Records:

--------------------

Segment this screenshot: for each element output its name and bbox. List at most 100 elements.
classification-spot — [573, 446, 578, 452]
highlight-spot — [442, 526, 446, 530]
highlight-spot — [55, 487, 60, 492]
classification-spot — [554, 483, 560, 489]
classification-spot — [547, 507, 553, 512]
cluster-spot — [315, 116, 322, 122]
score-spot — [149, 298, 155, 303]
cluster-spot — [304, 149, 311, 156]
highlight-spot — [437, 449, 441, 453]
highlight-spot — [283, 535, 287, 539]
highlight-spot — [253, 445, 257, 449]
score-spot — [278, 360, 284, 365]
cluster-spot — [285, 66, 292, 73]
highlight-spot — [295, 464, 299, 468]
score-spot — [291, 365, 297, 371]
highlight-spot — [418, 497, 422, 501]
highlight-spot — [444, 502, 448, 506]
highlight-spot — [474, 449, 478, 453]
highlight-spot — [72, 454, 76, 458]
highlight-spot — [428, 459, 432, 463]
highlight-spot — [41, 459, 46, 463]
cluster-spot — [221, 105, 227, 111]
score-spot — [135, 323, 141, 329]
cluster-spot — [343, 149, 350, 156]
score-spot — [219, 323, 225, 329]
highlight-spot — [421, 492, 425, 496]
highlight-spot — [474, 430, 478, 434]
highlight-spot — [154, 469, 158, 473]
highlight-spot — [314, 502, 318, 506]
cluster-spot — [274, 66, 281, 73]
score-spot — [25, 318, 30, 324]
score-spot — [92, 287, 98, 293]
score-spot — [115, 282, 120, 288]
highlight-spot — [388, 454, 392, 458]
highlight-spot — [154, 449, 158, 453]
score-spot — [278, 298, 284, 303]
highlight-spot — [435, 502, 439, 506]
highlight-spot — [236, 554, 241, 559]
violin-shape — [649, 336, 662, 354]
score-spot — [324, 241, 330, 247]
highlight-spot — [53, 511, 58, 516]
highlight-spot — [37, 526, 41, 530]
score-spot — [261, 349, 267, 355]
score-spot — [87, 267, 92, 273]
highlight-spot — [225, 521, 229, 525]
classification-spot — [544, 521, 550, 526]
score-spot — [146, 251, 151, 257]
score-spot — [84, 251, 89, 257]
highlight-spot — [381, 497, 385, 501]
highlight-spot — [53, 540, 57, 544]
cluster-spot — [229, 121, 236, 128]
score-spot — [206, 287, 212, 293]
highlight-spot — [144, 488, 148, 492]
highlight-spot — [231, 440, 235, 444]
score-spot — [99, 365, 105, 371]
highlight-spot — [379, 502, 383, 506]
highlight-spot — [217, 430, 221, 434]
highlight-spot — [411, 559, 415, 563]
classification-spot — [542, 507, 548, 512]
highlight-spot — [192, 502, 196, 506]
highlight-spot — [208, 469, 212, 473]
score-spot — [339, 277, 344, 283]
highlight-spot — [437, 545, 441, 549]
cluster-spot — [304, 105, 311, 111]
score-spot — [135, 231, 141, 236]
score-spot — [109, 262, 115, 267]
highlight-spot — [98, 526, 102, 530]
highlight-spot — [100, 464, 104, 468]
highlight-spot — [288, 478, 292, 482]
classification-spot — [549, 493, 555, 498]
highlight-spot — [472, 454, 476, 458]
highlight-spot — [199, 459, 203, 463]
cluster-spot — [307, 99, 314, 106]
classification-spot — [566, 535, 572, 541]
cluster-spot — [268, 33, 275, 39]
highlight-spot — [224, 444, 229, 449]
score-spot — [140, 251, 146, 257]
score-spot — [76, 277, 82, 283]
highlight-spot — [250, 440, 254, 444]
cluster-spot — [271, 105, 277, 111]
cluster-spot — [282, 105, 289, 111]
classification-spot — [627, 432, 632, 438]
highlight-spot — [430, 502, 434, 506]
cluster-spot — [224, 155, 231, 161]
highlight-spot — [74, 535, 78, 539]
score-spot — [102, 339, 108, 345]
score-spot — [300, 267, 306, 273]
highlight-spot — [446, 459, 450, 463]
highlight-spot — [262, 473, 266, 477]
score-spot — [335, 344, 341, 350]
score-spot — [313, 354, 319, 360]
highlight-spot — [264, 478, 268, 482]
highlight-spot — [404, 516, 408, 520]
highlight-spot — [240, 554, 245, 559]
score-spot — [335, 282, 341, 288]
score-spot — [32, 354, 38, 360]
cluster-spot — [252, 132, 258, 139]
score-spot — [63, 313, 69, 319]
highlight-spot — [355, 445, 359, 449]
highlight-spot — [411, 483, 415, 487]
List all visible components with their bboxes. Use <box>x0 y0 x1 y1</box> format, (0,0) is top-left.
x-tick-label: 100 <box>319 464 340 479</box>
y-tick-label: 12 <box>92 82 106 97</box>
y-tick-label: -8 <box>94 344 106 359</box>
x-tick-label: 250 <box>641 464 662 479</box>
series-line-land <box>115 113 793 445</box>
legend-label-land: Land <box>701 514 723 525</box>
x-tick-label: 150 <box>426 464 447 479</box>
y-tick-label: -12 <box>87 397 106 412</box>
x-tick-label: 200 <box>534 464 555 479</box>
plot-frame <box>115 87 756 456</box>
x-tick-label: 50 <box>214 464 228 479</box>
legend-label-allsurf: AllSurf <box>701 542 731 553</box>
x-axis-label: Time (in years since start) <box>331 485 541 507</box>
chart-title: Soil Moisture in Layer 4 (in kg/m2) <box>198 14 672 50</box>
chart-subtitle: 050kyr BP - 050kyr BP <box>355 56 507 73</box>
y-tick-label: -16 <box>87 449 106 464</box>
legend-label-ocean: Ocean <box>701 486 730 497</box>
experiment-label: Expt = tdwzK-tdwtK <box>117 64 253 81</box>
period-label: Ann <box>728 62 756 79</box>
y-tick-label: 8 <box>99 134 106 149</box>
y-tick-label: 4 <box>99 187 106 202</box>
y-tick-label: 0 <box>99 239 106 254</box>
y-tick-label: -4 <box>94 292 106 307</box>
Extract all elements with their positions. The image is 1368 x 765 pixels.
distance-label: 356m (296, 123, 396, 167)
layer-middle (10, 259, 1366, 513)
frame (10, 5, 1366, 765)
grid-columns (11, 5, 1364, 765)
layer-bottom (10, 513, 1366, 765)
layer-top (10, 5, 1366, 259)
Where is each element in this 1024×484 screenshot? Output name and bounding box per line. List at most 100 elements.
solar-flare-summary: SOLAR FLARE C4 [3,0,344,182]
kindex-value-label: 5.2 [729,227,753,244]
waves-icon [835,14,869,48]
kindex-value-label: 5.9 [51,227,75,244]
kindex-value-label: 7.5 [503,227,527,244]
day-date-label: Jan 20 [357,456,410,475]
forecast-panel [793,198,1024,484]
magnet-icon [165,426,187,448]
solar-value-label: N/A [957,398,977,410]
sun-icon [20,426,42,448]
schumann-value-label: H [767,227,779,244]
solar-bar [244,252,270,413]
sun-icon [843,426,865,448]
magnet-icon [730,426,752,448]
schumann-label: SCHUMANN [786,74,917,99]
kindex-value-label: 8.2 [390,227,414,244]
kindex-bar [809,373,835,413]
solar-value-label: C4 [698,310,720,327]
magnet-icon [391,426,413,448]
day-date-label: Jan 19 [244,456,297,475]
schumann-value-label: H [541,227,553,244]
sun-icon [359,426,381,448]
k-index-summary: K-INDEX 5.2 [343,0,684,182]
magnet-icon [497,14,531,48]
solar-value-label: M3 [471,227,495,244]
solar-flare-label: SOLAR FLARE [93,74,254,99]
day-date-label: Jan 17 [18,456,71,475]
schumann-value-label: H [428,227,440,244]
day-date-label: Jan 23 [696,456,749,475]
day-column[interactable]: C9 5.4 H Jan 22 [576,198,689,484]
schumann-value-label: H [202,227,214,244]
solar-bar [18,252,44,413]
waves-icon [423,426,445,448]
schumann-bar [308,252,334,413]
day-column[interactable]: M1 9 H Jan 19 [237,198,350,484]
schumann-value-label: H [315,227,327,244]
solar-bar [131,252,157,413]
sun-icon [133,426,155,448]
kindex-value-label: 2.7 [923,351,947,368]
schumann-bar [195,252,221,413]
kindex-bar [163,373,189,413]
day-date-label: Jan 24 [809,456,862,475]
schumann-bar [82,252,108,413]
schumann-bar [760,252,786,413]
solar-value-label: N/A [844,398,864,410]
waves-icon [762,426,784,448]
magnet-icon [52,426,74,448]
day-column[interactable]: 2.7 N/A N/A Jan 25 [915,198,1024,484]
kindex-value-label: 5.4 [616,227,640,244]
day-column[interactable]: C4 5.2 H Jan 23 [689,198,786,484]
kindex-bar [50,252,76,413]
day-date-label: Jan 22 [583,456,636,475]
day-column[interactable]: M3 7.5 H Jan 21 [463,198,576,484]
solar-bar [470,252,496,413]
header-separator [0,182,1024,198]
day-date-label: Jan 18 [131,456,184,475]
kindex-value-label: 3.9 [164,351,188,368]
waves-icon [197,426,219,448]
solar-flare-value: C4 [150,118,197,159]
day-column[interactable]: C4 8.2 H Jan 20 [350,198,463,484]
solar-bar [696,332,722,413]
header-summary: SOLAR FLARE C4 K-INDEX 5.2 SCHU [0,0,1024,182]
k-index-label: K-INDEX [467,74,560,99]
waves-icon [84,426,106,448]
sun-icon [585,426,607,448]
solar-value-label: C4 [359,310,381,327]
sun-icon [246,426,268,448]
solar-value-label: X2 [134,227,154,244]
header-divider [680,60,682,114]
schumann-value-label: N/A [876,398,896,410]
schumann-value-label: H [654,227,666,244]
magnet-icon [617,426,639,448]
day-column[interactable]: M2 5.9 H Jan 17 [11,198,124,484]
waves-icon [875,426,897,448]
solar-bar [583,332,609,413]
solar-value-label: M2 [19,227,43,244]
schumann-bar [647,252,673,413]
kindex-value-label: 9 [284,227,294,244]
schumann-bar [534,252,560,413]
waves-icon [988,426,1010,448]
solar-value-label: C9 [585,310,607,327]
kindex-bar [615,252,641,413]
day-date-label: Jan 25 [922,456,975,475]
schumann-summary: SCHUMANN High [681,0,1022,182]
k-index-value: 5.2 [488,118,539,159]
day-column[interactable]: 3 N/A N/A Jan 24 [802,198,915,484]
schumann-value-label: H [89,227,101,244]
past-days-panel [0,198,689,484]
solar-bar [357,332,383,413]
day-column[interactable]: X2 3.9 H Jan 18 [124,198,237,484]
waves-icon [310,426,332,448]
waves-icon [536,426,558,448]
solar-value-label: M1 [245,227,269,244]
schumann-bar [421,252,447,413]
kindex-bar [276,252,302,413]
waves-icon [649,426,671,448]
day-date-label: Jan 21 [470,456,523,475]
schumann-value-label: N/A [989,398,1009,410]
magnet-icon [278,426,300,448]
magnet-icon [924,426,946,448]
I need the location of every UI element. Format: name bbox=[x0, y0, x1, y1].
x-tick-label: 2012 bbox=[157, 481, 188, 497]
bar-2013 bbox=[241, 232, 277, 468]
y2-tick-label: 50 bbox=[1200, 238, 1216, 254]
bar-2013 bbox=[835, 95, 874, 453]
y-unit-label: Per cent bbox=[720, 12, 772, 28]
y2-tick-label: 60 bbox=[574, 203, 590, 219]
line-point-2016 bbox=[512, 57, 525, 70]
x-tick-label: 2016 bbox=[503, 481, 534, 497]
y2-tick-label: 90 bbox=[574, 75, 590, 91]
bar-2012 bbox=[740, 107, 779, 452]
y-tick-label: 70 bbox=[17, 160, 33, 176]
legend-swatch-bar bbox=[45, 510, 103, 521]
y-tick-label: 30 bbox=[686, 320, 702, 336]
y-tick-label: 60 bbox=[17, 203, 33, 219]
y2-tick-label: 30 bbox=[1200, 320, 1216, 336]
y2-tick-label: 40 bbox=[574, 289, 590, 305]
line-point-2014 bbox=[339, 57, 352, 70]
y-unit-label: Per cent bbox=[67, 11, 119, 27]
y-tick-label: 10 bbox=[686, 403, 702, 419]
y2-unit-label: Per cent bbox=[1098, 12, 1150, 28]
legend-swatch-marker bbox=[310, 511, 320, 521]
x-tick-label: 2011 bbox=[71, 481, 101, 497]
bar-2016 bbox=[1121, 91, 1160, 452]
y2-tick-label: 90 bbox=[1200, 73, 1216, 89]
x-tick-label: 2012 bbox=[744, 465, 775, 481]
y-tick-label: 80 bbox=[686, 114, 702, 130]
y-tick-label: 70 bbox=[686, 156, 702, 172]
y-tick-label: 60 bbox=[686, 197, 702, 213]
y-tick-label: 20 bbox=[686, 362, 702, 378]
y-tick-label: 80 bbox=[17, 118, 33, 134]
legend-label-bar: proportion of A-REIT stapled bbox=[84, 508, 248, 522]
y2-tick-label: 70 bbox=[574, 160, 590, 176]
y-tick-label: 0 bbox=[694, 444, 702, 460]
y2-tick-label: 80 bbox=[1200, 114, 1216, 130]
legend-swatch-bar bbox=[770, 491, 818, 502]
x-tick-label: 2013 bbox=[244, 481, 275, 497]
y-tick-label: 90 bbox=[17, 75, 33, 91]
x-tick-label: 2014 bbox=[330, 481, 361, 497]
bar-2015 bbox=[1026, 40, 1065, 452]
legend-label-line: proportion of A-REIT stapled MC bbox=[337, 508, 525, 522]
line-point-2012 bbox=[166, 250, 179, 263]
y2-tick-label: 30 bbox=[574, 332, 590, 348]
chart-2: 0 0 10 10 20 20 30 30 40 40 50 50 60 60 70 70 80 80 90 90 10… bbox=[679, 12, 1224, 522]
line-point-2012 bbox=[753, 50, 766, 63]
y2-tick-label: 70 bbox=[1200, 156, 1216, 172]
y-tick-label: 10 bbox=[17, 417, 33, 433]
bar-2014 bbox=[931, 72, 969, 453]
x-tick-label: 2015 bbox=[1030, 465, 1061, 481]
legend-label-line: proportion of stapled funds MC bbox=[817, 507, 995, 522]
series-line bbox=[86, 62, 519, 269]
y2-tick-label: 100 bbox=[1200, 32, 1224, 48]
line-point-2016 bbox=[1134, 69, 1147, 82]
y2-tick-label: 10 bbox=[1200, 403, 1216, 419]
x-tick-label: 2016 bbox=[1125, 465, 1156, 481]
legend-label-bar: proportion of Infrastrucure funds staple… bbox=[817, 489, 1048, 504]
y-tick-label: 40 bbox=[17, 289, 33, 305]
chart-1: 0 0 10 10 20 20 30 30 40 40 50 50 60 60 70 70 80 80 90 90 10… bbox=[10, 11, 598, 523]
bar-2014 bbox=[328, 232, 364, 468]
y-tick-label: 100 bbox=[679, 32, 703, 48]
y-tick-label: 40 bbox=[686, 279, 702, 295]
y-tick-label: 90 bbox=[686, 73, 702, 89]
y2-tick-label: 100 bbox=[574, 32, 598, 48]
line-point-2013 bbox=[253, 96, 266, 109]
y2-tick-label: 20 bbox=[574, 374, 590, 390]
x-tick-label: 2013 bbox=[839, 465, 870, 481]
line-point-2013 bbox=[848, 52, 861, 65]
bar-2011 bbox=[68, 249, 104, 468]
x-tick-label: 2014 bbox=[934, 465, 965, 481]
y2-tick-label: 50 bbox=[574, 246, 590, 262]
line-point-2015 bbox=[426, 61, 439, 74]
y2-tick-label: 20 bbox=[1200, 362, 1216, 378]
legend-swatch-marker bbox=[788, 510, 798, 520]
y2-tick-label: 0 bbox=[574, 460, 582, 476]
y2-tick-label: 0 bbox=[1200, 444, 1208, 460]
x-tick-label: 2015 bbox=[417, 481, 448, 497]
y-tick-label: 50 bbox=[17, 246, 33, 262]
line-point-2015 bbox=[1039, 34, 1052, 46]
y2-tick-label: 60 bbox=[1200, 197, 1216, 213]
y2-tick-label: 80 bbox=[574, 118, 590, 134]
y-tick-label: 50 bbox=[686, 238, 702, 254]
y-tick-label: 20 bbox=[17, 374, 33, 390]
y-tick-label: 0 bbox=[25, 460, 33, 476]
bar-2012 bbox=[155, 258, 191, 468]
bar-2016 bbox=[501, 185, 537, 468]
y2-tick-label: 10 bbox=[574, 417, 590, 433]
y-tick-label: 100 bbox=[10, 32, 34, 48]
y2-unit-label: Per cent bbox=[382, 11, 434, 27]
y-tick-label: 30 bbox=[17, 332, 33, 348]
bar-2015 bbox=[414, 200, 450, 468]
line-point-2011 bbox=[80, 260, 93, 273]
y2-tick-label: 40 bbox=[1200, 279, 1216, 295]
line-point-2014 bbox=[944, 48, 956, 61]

--------------------

◆ REQUIRED WORK
Rewrite the records from the very first line through the line with "highlight-spot — [283, 535, 287, 539]", switching "cluster-spot" to "group-spot" and leaving everything else unchanged.

◆ CORRECT RESULT
Segment this screenshot: for each element output its name and bbox. List at most 100 elements.
classification-spot — [573, 446, 578, 452]
highlight-spot — [442, 526, 446, 530]
highlight-spot — [55, 487, 60, 492]
classification-spot — [554, 483, 560, 489]
classification-spot — [547, 507, 553, 512]
group-spot — [315, 116, 322, 122]
score-spot — [149, 298, 155, 303]
group-spot — [304, 149, 311, 156]
highlight-spot — [437, 449, 441, 453]
highlight-spot — [283, 535, 287, 539]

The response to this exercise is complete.